— Begin —

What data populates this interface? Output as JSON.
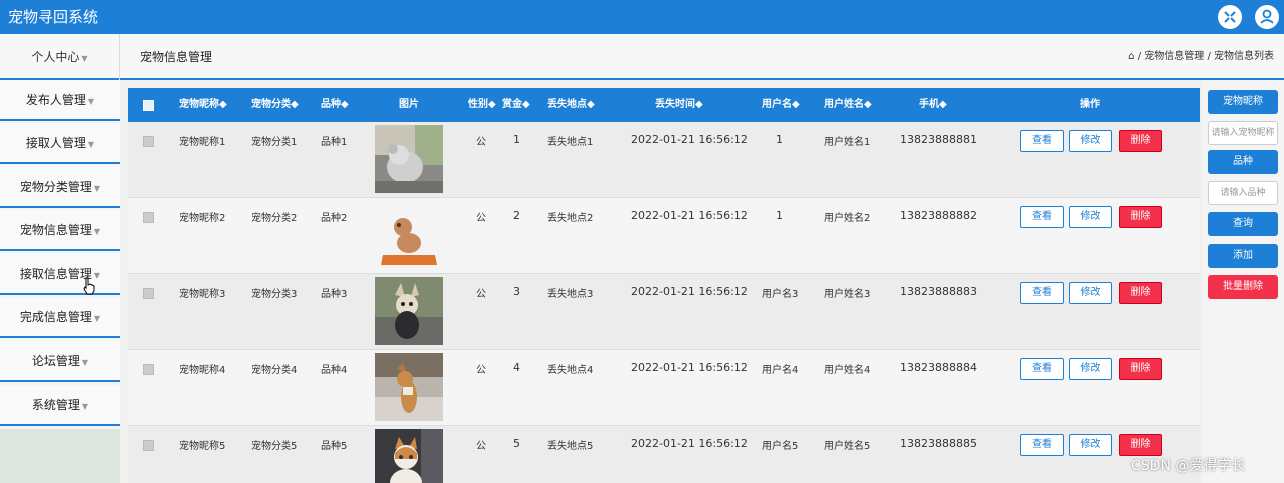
{
  "app": {
    "title": "宠物寻回系统"
  },
  "icons": {
    "expand": "expand-icon",
    "user": "user-icon",
    "home": "home-icon"
  },
  "header": {
    "personal_label": "个人中心",
    "page_title": "宠物信息管理",
    "breadcrumb": "/ 宠物信息管理 / 宠物信息列表"
  },
  "sidebar": {
    "items": [
      {
        "label": "发布人管理"
      },
      {
        "label": "接取人管理"
      },
      {
        "label": "宠物分类管理"
      },
      {
        "label": "宠物信息管理"
      },
      {
        "label": "接取信息管理"
      },
      {
        "label": "完成信息管理"
      },
      {
        "label": "论坛管理"
      },
      {
        "label": "系统管理"
      }
    ]
  },
  "table": {
    "headers": [
      "宠物昵称",
      "宠物分类",
      "品种",
      "图片",
      "性别",
      "赏金",
      "丢失地点",
      "丢失时间",
      "用户名",
      "用户姓名",
      "手机",
      "操作"
    ],
    "sort_mark": "◆",
    "actions": {
      "view": "查看",
      "edit": "修改",
      "delete": "删除"
    },
    "rows": [
      {
        "name": "宠物昵称1",
        "category": "宠物分类1",
        "breed": "品种1",
        "gender": "公",
        "reward": "1",
        "location": "丢失地点1",
        "time": "2022-01-21 16:56:12",
        "username": "1",
        "realname": "用户姓名1",
        "phone": "13823888881"
      },
      {
        "name": "宠物昵称2",
        "category": "宠物分类2",
        "breed": "品种2",
        "gender": "公",
        "reward": "2",
        "location": "丢失地点2",
        "time": "2022-01-21 16:56:12",
        "username": "1",
        "realname": "用户姓名2",
        "phone": "13823888882"
      },
      {
        "name": "宠物昵称3",
        "category": "宠物分类3",
        "breed": "品种3",
        "gender": "公",
        "reward": "3",
        "location": "丢失地点3",
        "time": "2022-01-21 16:56:12",
        "username": "用户名3",
        "realname": "用户姓名3",
        "phone": "13823888883"
      },
      {
        "name": "宠物昵称4",
        "category": "宠物分类4",
        "breed": "品种4",
        "gender": "公",
        "reward": "4",
        "location": "丢失地点4",
        "time": "2022-01-21 16:56:12",
        "username": "用户名4",
        "realname": "用户姓名4",
        "phone": "13823888884"
      },
      {
        "name": "宠物昵称5",
        "category": "宠物分类5",
        "breed": "品种5",
        "gender": "公",
        "reward": "5",
        "location": "丢失地点5",
        "time": "2022-01-21 16:56:12",
        "username": "用户名5",
        "realname": "用户姓名5",
        "phone": "13823888885"
      }
    ]
  },
  "search": {
    "nickname_label": "宠物昵称",
    "nickname_placeholder": "请输入宠物昵称",
    "breed_label": "品种",
    "breed_placeholder": "请输入品种",
    "query_label": "查询",
    "add_label": "添加",
    "batch_delete_label": "批量删除"
  },
  "watermark": "CSDN @爱得学长",
  "colors": {
    "primary": "#1e7fd6",
    "danger": "#f4314a"
  }
}
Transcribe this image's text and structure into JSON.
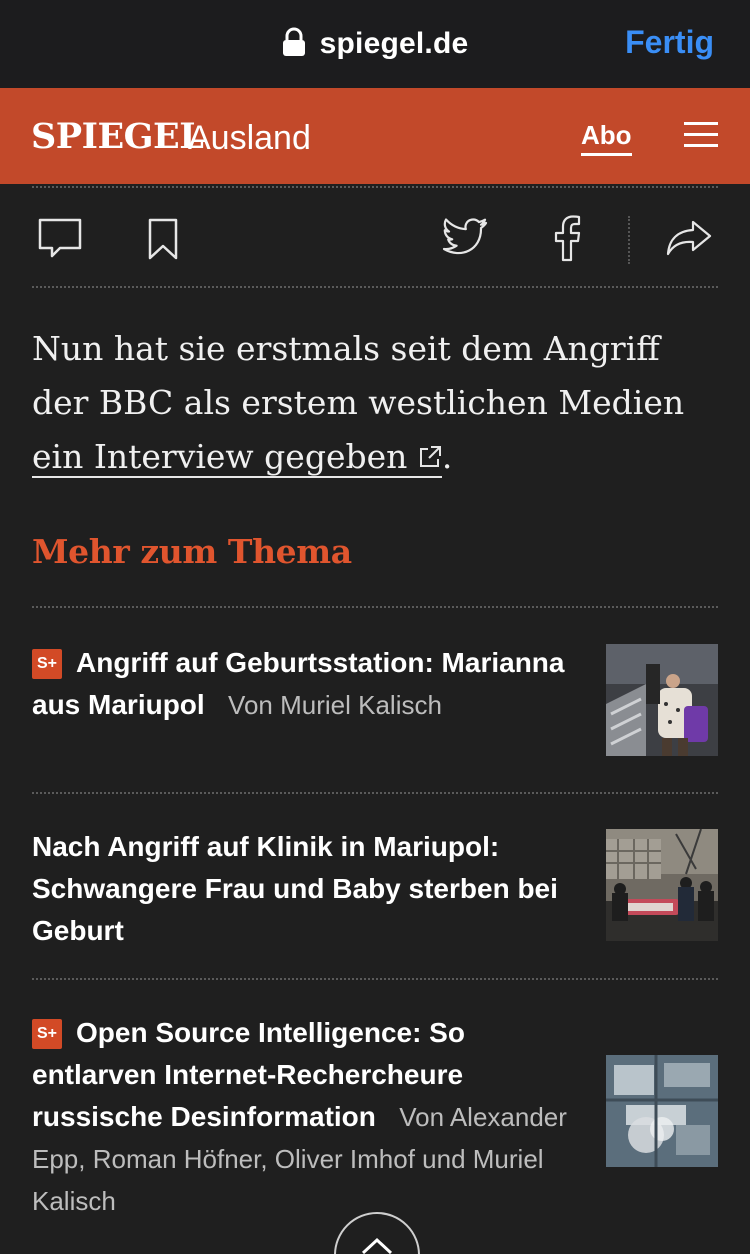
{
  "browser": {
    "url": "spiegel.de",
    "done_label": "Fertig",
    "icons": [
      "lock-icon"
    ]
  },
  "header": {
    "brand": "SPIEGEL",
    "section": "Ausland",
    "abo_label": "Abo",
    "icons": [
      "menu-icon"
    ]
  },
  "actions": {
    "icons": [
      "comment-icon",
      "bookmark-icon",
      "twitter-icon",
      "facebook-icon",
      "share-icon"
    ]
  },
  "article": {
    "text_before": "Nun hat sie erstmals seit dem Angriff der BBC als erstem westlichen Medien ",
    "link_part1": "ein",
    "link_part2": "Interview gegeben",
    "text_after": "."
  },
  "more": {
    "title": "Mehr zum Thema",
    "items": [
      {
        "badge": "S+",
        "title": "Angriff auf Geburtsstation: Marianna aus Mariupol",
        "author": "Von Muriel Kalisch"
      },
      {
        "badge": "",
        "title": "Nach Angriff auf Klinik in Mariupol: Schwangere Frau und Baby sterben bei Geburt",
        "author": ""
      },
      {
        "badge": "S+",
        "title": "Open Source Intelligence: So entlarven Internet-Rechercheure russische Desinformation",
        "author": "Von Alexander Epp, Roman Höfner, Oliver Imhof und Muriel Kalisch"
      }
    ]
  },
  "colors": {
    "header_bg": "#c2492a",
    "accent": "#e0552e",
    "link_blue": "#3a8ef6",
    "background": "#1f1f1f"
  }
}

— End —

*Aim*
Please transcribe the material above exactly as written. Leave the pictures out.

*Right answer*
What data populates this interface? Output as JSON.
{
  "app": {
    "title": "宠物寻回系统"
  },
  "icons": {
    "expand": "expand-icon",
    "user": "user-icon",
    "home": "home-icon"
  },
  "header": {
    "personal_label": "个人中心",
    "page_title": "宠物信息管理",
    "breadcrumb": "/ 宠物信息管理 / 宠物信息列表"
  },
  "sidebar": {
    "items": [
      {
        "label": "发布人管理"
      },
      {
        "label": "接取人管理"
      },
      {
        "label": "宠物分类管理"
      },
      {
        "label": "宠物信息管理"
      },
      {
        "label": "接取信息管理"
      },
      {
        "label": "完成信息管理"
      },
      {
        "label": "论坛管理"
      },
      {
        "label": "系统管理"
      }
    ]
  },
  "table": {
    "headers": [
      "宠物昵称",
      "宠物分类",
      "品种",
      "图片",
      "性别",
      "赏金",
      "丢失地点",
      "丢失时间",
      "用户名",
      "用户姓名",
      "手机",
      "操作"
    ],
    "sort_mark": "◆",
    "actions": {
      "view": "查看",
      "edit": "修改",
      "delete": "删除"
    },
    "rows": [
      {
        "name": "宠物昵称1",
        "category": "宠物分类1",
        "breed": "品种1",
        "gender": "公",
        "reward": "1",
        "location": "丢失地点1",
        "time": "2022-01-21 16:56:12",
        "username": "1",
        "realname": "用户姓名1",
        "phone": "13823888881"
      },
      {
        "name": "宠物昵称2",
        "category": "宠物分类2",
        "breed": "品种2",
        "gender": "公",
        "reward": "2",
        "location": "丢失地点2",
        "time": "2022-01-21 16:56:12",
        "username": "1",
        "realname": "用户姓名2",
        "phone": "13823888882"
      },
      {
        "name": "宠物昵称3",
        "category": "宠物分类3",
        "breed": "品种3",
        "gender": "公",
        "reward": "3",
        "location": "丢失地点3",
        "time": "2022-01-21 16:56:12",
        "username": "用户名3",
        "realname": "用户姓名3",
        "phone": "13823888883"
      },
      {
        "name": "宠物昵称4",
        "category": "宠物分类4",
        "breed": "品种4",
        "gender": "公",
        "reward": "4",
        "location": "丢失地点4",
        "time": "2022-01-21 16:56:12",
        "username": "用户名4",
        "realname": "用户姓名4",
        "phone": "13823888884"
      },
      {
        "name": "宠物昵称5",
        "category": "宠物分类5",
        "breed": "品种5",
        "gender": "公",
        "reward": "5",
        "location": "丢失地点5",
        "time": "2022-01-21 16:56:12",
        "username": "用户名5",
        "realname": "用户姓名5",
        "phone": "13823888885"
      }
    ]
  },
  "search": {
    "nickname_label": "宠物昵称",
    "nickname_placeholder": "请输入宠物昵称",
    "breed_label": "品种",
    "breed_placeholder": "请输入品种",
    "query_label": "查询",
    "add_label": "添加",
    "batch_delete_label": "批量删除"
  },
  "watermark": "CSDN @爱得学长",
  "colors": {
    "primary": "#1e7fd6",
    "danger": "#f4314a"
  }
}
Transcribe this image's text and structure into JSON.
{
  "browser": {
    "url": "spiegel.de",
    "done_label": "Fertig",
    "icons": [
      "lock-icon"
    ]
  },
  "header": {
    "brand": "SPIEGEL",
    "section": "Ausland",
    "abo_label": "Abo",
    "icons": [
      "menu-icon"
    ]
  },
  "actions": {
    "icons": [
      "comment-icon",
      "bookmark-icon",
      "twitter-icon",
      "facebook-icon",
      "share-icon"
    ]
  },
  "article": {
    "text_before": "Nun hat sie erstmals seit dem Angriff der BBC als erstem westlichen Medien ",
    "link_part1": "ein",
    "link_part2": "Interview gegeben",
    "text_after": "."
  },
  "more": {
    "title": "Mehr zum Thema",
    "items": [
      {
        "badge": "S+",
        "title": "Angriff auf Geburtsstation: Marianna aus Mariupol",
        "author": "Von Muriel Kalisch"
      },
      {
        "badge": "",
        "title": "Nach Angriff auf Klinik in Mariupol: Schwangere Frau und Baby sterben bei Geburt",
        "author": ""
      },
      {
        "badge": "S+",
        "title": "Open Source Intelligence: So entlarven Internet-Rechercheure russische Desinformation",
        "author": "Von Alexander Epp, Roman Höfner, Oliver Imhof und Muriel Kalisch"
      }
    ]
  },
  "colors": {
    "header_bg": "#c2492a",
    "accent": "#e0552e",
    "link_blue": "#3a8ef6",
    "background": "#1f1f1f"
  }
}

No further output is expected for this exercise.